__Extracted records__:

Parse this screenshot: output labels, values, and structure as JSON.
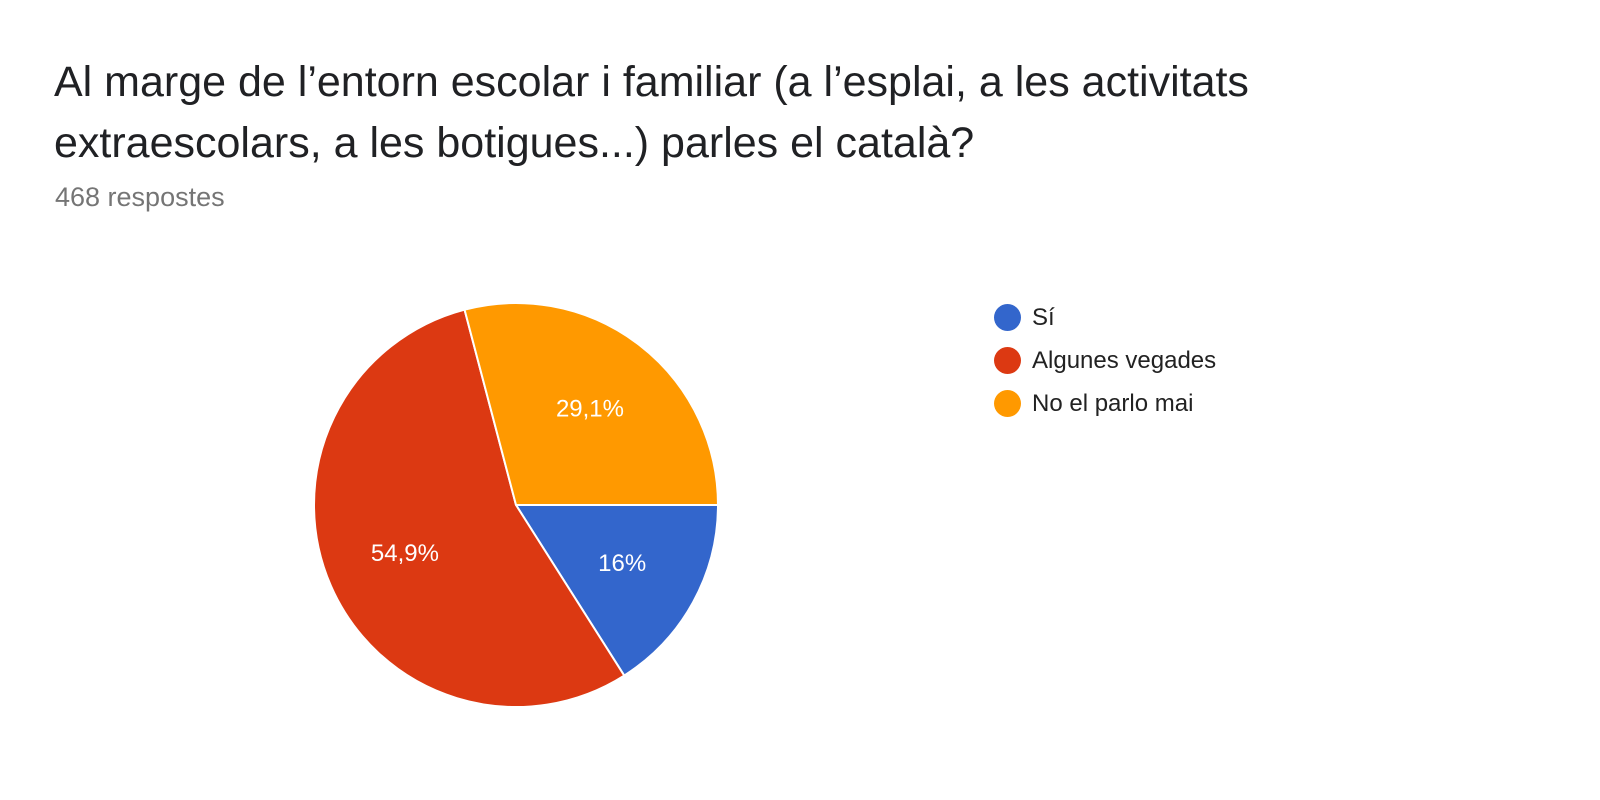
{
  "chart_data": {
    "type": "pie",
    "title": "Al marge de l’entorn escolar i familiar (a l’esplai, a les activitats extraescolars, a les botigues...) parles el català?",
    "subtitle": "468 respostes",
    "categories": [
      "Sí",
      "Algunes vegades",
      "No el parlo mai"
    ],
    "values": [
      16,
      54.9,
      29.1
    ],
    "value_labels": [
      "16%",
      "54,9%",
      "29,1%"
    ],
    "colors": [
      "#3366cc",
      "#dc3912",
      "#ff9900"
    ],
    "legend": "right"
  }
}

__Task__:
Go through the material line by line. Show each line that contains the string "values".

__Result below__:
Parse this screenshot: output labels, values, and structure as JSON.
    "values": [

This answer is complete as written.